+++ RAW RECORDS +++

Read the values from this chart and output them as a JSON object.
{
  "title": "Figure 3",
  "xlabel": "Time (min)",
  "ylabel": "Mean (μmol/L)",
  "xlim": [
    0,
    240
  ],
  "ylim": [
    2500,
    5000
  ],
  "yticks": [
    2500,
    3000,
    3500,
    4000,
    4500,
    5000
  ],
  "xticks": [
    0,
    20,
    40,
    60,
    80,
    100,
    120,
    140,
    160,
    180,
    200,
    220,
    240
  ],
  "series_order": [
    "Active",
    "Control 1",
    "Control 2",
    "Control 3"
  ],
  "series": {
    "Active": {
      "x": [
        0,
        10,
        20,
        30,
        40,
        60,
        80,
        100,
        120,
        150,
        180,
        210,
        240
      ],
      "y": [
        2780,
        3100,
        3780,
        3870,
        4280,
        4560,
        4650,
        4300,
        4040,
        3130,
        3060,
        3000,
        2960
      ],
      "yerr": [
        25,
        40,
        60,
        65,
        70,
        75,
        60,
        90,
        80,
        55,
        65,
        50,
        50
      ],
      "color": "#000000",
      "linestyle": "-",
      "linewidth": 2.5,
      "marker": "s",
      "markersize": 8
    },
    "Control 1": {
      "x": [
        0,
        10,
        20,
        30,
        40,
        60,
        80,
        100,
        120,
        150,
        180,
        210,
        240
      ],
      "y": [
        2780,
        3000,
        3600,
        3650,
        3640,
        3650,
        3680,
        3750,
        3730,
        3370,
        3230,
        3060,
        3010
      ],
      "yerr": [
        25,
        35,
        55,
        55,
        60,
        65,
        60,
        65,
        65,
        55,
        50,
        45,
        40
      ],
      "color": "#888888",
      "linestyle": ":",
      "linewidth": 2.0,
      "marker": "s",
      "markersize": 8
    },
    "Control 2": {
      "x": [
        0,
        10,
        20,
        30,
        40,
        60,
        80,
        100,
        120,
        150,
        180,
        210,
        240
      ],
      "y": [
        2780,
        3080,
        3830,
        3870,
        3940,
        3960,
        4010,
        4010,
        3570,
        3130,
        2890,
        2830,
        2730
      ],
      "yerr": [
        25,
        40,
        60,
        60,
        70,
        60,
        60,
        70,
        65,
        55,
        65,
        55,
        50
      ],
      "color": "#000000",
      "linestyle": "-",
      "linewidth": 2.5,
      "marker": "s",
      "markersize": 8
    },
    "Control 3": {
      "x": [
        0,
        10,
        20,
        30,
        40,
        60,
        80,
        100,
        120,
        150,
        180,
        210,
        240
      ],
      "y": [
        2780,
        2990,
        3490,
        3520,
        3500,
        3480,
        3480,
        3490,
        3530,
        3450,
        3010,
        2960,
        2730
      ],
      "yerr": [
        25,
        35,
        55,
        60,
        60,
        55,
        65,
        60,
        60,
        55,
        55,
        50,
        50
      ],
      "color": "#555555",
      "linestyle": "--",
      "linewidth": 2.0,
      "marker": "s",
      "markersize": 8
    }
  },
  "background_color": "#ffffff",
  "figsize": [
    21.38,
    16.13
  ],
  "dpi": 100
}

+++

Copy out each line of the entries that holds "Control".

ANSWER FOR THE TASK:
    "Control 1",
    "Control 2",
    "Control 3"
    "Control 1": {
    "Control 2": {
    "Control 3": {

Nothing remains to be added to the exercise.